---------- DATA FOR THIS TASK
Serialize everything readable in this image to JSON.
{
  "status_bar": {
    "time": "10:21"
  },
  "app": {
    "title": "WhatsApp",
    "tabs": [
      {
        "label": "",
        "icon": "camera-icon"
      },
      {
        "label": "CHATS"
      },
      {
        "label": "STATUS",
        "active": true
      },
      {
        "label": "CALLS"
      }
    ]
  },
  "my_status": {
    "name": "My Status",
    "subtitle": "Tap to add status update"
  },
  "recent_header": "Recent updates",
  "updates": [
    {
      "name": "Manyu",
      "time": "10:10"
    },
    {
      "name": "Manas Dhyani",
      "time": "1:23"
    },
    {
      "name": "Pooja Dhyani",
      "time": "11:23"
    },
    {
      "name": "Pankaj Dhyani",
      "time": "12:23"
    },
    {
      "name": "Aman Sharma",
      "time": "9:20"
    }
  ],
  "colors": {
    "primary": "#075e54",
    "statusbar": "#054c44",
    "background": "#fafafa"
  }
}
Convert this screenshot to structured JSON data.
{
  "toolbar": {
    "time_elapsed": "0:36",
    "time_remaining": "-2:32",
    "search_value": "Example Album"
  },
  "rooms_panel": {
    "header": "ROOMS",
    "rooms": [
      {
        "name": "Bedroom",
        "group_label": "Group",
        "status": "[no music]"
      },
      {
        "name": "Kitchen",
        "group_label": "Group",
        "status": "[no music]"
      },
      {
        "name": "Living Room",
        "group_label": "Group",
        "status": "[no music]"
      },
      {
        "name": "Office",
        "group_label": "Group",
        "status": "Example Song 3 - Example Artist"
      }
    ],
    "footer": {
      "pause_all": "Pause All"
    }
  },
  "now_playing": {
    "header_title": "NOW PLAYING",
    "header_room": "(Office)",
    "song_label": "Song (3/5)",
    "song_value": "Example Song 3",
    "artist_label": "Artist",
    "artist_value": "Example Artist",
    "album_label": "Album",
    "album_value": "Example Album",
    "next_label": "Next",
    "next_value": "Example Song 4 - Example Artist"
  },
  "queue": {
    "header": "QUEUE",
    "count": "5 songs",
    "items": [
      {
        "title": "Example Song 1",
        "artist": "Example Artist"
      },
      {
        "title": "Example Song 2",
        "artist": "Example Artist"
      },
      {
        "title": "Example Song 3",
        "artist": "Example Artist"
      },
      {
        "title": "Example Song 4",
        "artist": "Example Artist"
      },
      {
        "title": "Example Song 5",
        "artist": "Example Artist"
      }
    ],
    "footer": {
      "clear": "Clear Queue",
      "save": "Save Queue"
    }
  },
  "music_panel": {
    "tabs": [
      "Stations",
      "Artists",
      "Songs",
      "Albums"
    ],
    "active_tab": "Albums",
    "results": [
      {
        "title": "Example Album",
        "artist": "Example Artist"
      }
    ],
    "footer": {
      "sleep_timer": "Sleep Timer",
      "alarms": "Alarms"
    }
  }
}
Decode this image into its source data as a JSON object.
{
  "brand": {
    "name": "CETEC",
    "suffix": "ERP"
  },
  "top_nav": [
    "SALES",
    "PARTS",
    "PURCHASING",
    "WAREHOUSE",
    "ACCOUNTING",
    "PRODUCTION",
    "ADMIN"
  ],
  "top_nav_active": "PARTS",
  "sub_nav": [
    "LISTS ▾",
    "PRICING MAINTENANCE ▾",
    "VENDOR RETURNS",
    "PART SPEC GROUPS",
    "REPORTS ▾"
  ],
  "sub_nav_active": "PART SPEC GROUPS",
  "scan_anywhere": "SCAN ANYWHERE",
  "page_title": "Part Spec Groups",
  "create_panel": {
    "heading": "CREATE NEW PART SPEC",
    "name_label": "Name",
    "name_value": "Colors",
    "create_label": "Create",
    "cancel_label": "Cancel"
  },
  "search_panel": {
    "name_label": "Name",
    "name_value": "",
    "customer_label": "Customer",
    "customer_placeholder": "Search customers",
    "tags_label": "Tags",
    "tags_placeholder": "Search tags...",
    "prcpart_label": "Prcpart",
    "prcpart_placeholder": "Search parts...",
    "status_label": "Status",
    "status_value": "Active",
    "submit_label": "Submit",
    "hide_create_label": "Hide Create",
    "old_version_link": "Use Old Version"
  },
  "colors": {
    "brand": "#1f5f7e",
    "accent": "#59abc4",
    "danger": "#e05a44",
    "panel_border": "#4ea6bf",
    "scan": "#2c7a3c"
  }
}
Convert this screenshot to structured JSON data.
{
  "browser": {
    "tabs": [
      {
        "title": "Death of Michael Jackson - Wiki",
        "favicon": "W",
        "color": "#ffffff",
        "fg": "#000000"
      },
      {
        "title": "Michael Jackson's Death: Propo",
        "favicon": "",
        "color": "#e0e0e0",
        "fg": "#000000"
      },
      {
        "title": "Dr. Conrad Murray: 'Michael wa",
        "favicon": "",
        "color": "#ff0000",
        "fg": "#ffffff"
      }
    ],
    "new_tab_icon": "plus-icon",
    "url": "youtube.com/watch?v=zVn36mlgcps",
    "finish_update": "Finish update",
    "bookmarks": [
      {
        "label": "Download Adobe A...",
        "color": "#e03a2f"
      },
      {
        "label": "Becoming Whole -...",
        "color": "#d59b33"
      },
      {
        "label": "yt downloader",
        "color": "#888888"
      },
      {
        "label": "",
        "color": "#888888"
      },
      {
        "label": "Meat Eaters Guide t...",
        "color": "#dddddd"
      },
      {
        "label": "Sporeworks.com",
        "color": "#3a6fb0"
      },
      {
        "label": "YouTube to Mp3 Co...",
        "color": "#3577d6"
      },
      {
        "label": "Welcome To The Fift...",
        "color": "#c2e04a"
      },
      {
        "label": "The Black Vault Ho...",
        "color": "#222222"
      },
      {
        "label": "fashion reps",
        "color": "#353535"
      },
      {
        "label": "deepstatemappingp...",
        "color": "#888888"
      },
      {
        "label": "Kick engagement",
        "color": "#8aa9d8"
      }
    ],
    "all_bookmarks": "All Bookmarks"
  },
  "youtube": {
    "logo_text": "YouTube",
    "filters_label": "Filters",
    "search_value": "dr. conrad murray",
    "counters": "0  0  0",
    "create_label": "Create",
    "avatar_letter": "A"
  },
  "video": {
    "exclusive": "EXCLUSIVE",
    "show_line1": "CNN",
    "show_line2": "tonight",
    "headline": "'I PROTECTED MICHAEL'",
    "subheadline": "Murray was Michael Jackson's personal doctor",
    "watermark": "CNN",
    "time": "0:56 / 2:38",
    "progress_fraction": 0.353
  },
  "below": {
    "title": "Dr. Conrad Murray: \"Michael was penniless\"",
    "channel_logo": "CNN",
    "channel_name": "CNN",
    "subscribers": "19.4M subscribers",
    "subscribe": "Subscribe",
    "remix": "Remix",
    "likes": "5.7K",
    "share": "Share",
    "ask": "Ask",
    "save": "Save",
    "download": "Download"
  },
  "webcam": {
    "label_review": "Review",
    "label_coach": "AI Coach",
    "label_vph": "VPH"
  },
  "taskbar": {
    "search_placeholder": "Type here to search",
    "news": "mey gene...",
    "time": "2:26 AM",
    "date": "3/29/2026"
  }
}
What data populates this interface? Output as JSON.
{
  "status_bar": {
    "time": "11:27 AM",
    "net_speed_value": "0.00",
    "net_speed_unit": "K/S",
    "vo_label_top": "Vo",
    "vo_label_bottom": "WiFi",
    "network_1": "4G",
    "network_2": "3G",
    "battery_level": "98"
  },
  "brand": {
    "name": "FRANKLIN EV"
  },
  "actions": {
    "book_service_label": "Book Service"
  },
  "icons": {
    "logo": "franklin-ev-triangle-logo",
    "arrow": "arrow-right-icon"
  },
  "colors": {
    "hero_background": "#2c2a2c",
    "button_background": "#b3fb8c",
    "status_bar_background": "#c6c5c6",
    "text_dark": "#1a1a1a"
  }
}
--------------------
- **GIVEN PROBLEM**
Return each entry from above without altering a single character.

- **WORKED ANSWER**
Serialize everything readable in this image to JSON.
{
  "status_bar": {
    "time": "10:21"
  },
  "app": {
    "title": "WhatsApp",
    "tabs": [
      {
        "label": "",
        "icon": "camera-icon"
      },
      {
        "label": "CHATS"
      },
      {
        "label": "STATUS",
        "active": true
      },
      {
        "label": "CALLS"
      }
    ]
  },
  "my_status": {
    "name": "My Status",
    "subtitle": "Tap to add status update"
  },
  "recent_header": "Recent updates",
  "updates": [
    {
      "name": "Manyu",
      "time": "10:10"
    },
    {
      "name": "Manas Dhyani",
      "time": "1:23"
    },
    {
      "name": "Pooja Dhyani",
      "time": "11:23"
    },
    {
      "name": "Pankaj Dhyani",
      "time": "12:23"
    },
    {
      "name": "Aman Sharma",
      "time": "9:20"
    }
  ],
  "colors": {
    "primary": "#075e54",
    "statusbar": "#054c44",
    "background": "#fafafa"
  }
}
Convert this screenshot to structured JSON data.
{
  "toolbar": {
    "time_elapsed": "0:36",
    "time_remaining": "-2:32",
    "search_value": "Example Album"
  },
  "rooms_panel": {
    "header": "ROOMS",
    "rooms": [
      {
        "name": "Bedroom",
        "group_label": "Group",
        "status": "[no music]"
      },
      {
        "name": "Kitchen",
        "group_label": "Group",
        "status": "[no music]"
      },
      {
        "name": "Living Room",
        "group_label": "Group",
        "status": "[no music]"
      },
      {
        "name": "Office",
        "group_label": "Group",
        "status": "Example Song 3 - Example Artist"
      }
    ],
    "footer": {
      "pause_all": "Pause All"
    }
  },
  "now_playing": {
    "header_title": "NOW PLAYING",
    "header_room": "(Office)",
    "song_label": "Song (3/5)",
    "song_value": "Example Song 3",
    "artist_label": "Artist",
    "artist_value": "Example Artist",
    "album_label": "Album",
    "album_value": "Example Album",
    "next_label": "Next",
    "next_value": "Example Song 4 - Example Artist"
  },
  "queue": {
    "header": "QUEUE",
    "count": "5 songs",
    "items": [
      {
        "title": "Example Song 1",
        "artist": "Example Artist"
      },
      {
        "title": "Example Song 2",
        "artist": "Example Artist"
      },
      {
        "title": "Example Song 3",
        "artist": "Example Artist"
      },
      {
        "title": "Example Song 4",
        "artist": "Example Artist"
      },
      {
        "title": "Example Song 5",
        "artist": "Example Artist"
      }
    ],
    "footer": {
      "clear": "Clear Queue",
      "save": "Save Queue"
    }
  },
  "music_panel": {
    "tabs": [
      "Stations",
      "Artists",
      "Songs",
      "Albums"
    ],
    "active_tab": "Albums",
    "results": [
      {
        "title": "Example Album",
        "artist": "Example Artist"
      }
    ],
    "footer": {
      "sleep_timer": "Sleep Timer",
      "alarms": "Alarms"
    }
  }
}
Decode this image into its source data as a JSON object.
{
  "brand": {
    "name": "CETEC",
    "suffix": "ERP"
  },
  "top_nav": [
    "SALES",
    "PARTS",
    "PURCHASING",
    "WAREHOUSE",
    "ACCOUNTING",
    "PRODUCTION",
    "ADMIN"
  ],
  "top_nav_active": "PARTS",
  "sub_nav": [
    "LISTS ▾",
    "PRICING MAINTENANCE ▾",
    "VENDOR RETURNS",
    "PART SPEC GROUPS",
    "REPORTS ▾"
  ],
  "sub_nav_active": "PART SPEC GROUPS",
  "scan_anywhere": "SCAN ANYWHERE",
  "page_title": "Part Spec Groups",
  "create_panel": {
    "heading": "CREATE NEW PART SPEC",
    "name_label": "Name",
    "name_value": "Colors",
    "create_label": "Create",
    "cancel_label": "Cancel"
  },
  "search_panel": {
    "name_label": "Name",
    "name_value": "",
    "customer_label": "Customer",
    "customer_placeholder": "Search customers",
    "tags_label": "Tags",
    "tags_placeholder": "Search tags...",
    "prcpart_label": "Prcpart",
    "prcpart_placeholder": "Search parts...",
    "status_label": "Status",
    "status_value": "Active",
    "submit_label": "Submit",
    "hide_create_label": "Hide Create",
    "old_version_link": "Use Old Version"
  },
  "colors": {
    "brand": "#1f5f7e",
    "accent": "#59abc4",
    "danger": "#e05a44",
    "panel_border": "#4ea6bf",
    "scan": "#2c7a3c"
  }
}
Convert this screenshot to structured JSON data.
{
  "browser": {
    "tabs": [
      {
        "title": "Death of Michael Jackson - Wiki",
        "favicon": "W",
        "color": "#ffffff",
        "fg": "#000000"
      },
      {
        "title": "Michael Jackson's Death: Propo",
        "favicon": "",
        "color": "#e0e0e0",
        "fg": "#000000"
      },
      {
        "title": "Dr. Conrad Murray: 'Michael wa",
        "favicon": "",
        "color": "#ff0000",
        "fg": "#ffffff"
      }
    ],
    "new_tab_icon": "plus-icon",
    "url": "youtube.com/watch?v=zVn36mlgcps",
    "finish_update": "Finish update",
    "bookmarks": [
      {
        "label": "Download Adobe A...",
        "color": "#e03a2f"
      },
      {
        "label": "Becoming Whole -...",
        "color": "#d59b33"
      },
      {
        "label": "yt downloader",
        "color": "#888888"
      },
      {
        "label": "",
        "color": "#888888"
      },
      {
        "label": "Meat Eaters Guide t...",
        "color": "#dddddd"
      },
      {
        "label": "Sporeworks.com",
        "color": "#3a6fb0"
      },
      {
        "label": "YouTube to Mp3 Co...",
        "color": "#3577d6"
      },
      {
        "label": "Welcome To The Fift...",
        "color": "#c2e04a"
      },
      {
        "label": "The Black Vault Ho...",
        "color": "#222222"
      },
      {
        "label": "fashion reps",
        "color": "#353535"
      },
      {
        "label": "deepstatemappingp...",
        "color": "#888888"
      },
      {
        "label": "Kick engagement",
        "color": "#8aa9d8"
      }
    ],
    "all_bookmarks": "All Bookmarks"
  },
  "youtube": {
    "logo_text": "YouTube",
    "filters_label": "Filters",
    "search_value": "dr. conrad murray",
    "counters": "0  0  0",
    "create_label": "Create",
    "avatar_letter": "A"
  },
  "video": {
    "exclusive": "EXCLUSIVE",
    "show_line1": "CNN",
    "show_line2": "tonight",
    "headline": "'I PROTECTED MICHAEL'",
    "subheadline": "Murray was Michael Jackson's personal doctor",
    "watermark": "CNN",
    "time": "0:56 / 2:38",
    "progress_fraction": 0.353
  },
  "below": {
    "title": "Dr. Conrad Murray: \"Michael was penniless\"",
    "channel_logo": "CNN",
    "channel_name": "CNN",
    "subscribers": "19.4M subscribers",
    "subscribe": "Subscribe",
    "remix": "Remix",
    "likes": "5.7K",
    "share": "Share",
    "ask": "Ask",
    "save": "Save",
    "download": "Download"
  },
  "webcam": {
    "label_review": "Review",
    "label_coach": "AI Coach",
    "label_vph": "VPH"
  },
  "taskbar": {
    "search_placeholder": "Type here to search",
    "news": "mey gene...",
    "time": "2:26 AM",
    "date": "3/29/2026"
  }
}
What data populates this interface? Output as JSON.
{
  "status_bar": {
    "time": "11:27 AM",
    "net_speed_value": "0.00",
    "net_speed_unit": "K/S",
    "vo_label_top": "Vo",
    "vo_label_bottom": "WiFi",
    "network_1": "4G",
    "network_2": "3G",
    "battery_level": "98"
  },
  "brand": {
    "name": "FRANKLIN EV"
  },
  "actions": {
    "book_service_label": "Book Service"
  },
  "icons": {
    "logo": "franklin-ev-triangle-logo",
    "arrow": "arrow-right-icon"
  },
  "colors": {
    "hero_background": "#2c2a2c",
    "button_background": "#b3fb8c",
    "status_bar_background": "#c6c5c6",
    "text_dark": "#1a1a1a"
  }
}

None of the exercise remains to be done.